── INFORMATION PROVIDED ──
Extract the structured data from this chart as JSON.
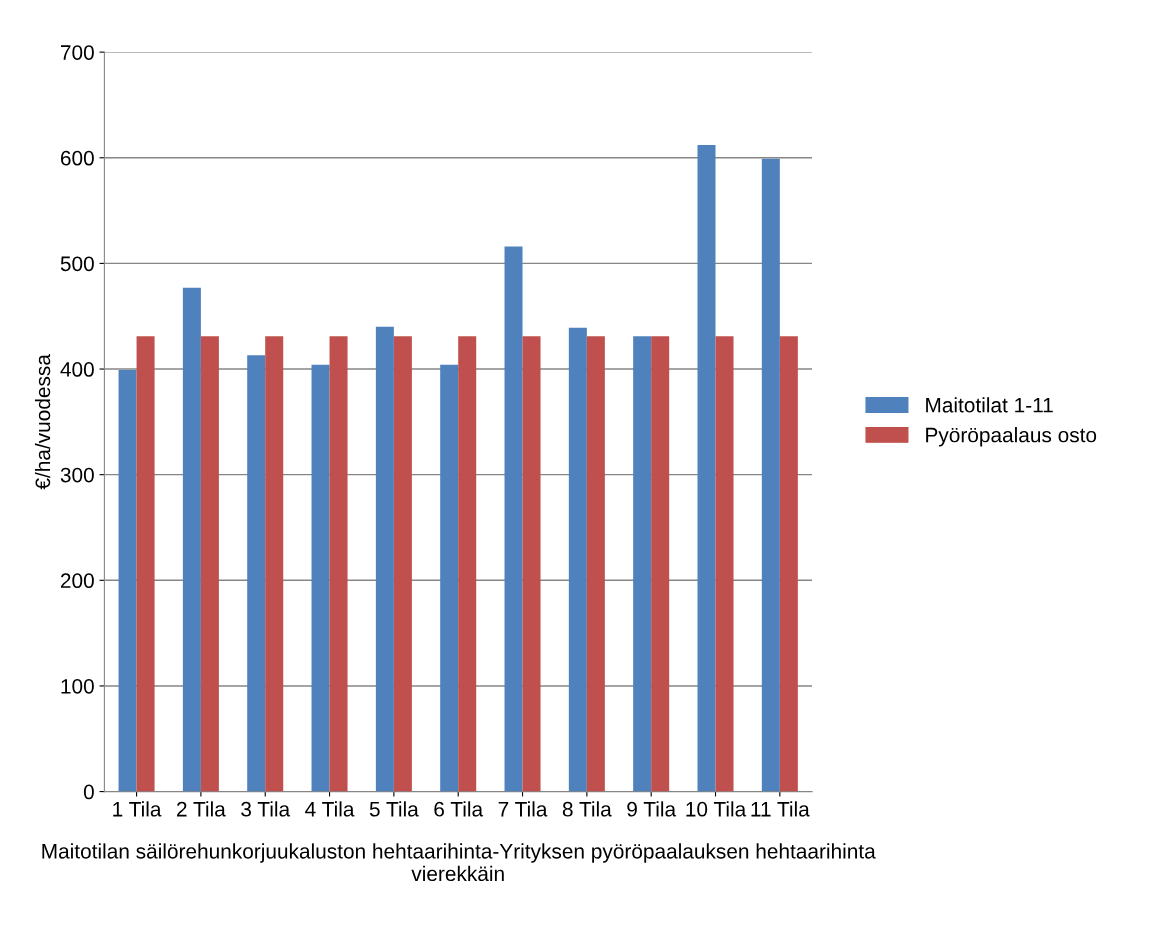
{
  "chart_data": {
    "type": "bar",
    "categories": [
      "1 Tila",
      "2 Tila",
      "3 Tila",
      "4 Tila",
      "5 Tila",
      "6 Tila",
      "7 Tila",
      "8 Tila",
      "9 Tila",
      "10 Tila",
      "11 Tila"
    ],
    "series": [
      {
        "name": "Maitotilat 1-11",
        "color": "#4f81bd",
        "values": [
          399,
          477,
          413,
          404,
          440,
          404,
          516,
          439,
          431,
          612,
          599
        ]
      },
      {
        "name": "Pyöröpaalaus osto",
        "color": "#c0504d",
        "values": [
          431,
          431,
          431,
          431,
          431,
          431,
          431,
          431,
          431,
          431,
          431
        ]
      }
    ],
    "xlabel": "Maitotilan säilörehunkorjuukaluston hehtaarihinta-Yrityksen pyöröpaalauksen hehtaarihinta vierekkäin",
    "ylabel": "€/ha/vuodessa",
    "ylim": [
      0,
      700
    ],
    "yticks": [
      0,
      100,
      200,
      300,
      400,
      500,
      600,
      700
    ],
    "grid": "y",
    "legend": "right"
  }
}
───
▶ [YOUR OBJECTIVE] Repeat the entries exactly and keep the pictures out of the copy.

▶ [PROBLEM SOLUTION]
Extract the structured data from this chart as JSON.
{
  "chart_data": {
    "type": "bar",
    "categories": [
      "1 Tila",
      "2 Tila",
      "3 Tila",
      "4 Tila",
      "5 Tila",
      "6 Tila",
      "7 Tila",
      "8 Tila",
      "9 Tila",
      "10 Tila",
      "11 Tila"
    ],
    "series": [
      {
        "name": "Maitotilat 1-11",
        "color": "#4f81bd",
        "values": [
          399,
          477,
          413,
          404,
          440,
          404,
          516,
          439,
          431,
          612,
          599
        ]
      },
      {
        "name": "Pyöröpaalaus osto",
        "color": "#c0504d",
        "values": [
          431,
          431,
          431,
          431,
          431,
          431,
          431,
          431,
          431,
          431,
          431
        ]
      }
    ],
    "xlabel": "Maitotilan säilörehunkorjuukaluston hehtaarihinta-Yrityksen pyöröpaalauksen hehtaarihinta vierekkäin",
    "ylabel": "€/ha/vuodessa",
    "ylim": [
      0,
      700
    ],
    "yticks": [
      0,
      100,
      200,
      300,
      400,
      500,
      600,
      700
    ],
    "grid": "y",
    "legend": "right"
  }
}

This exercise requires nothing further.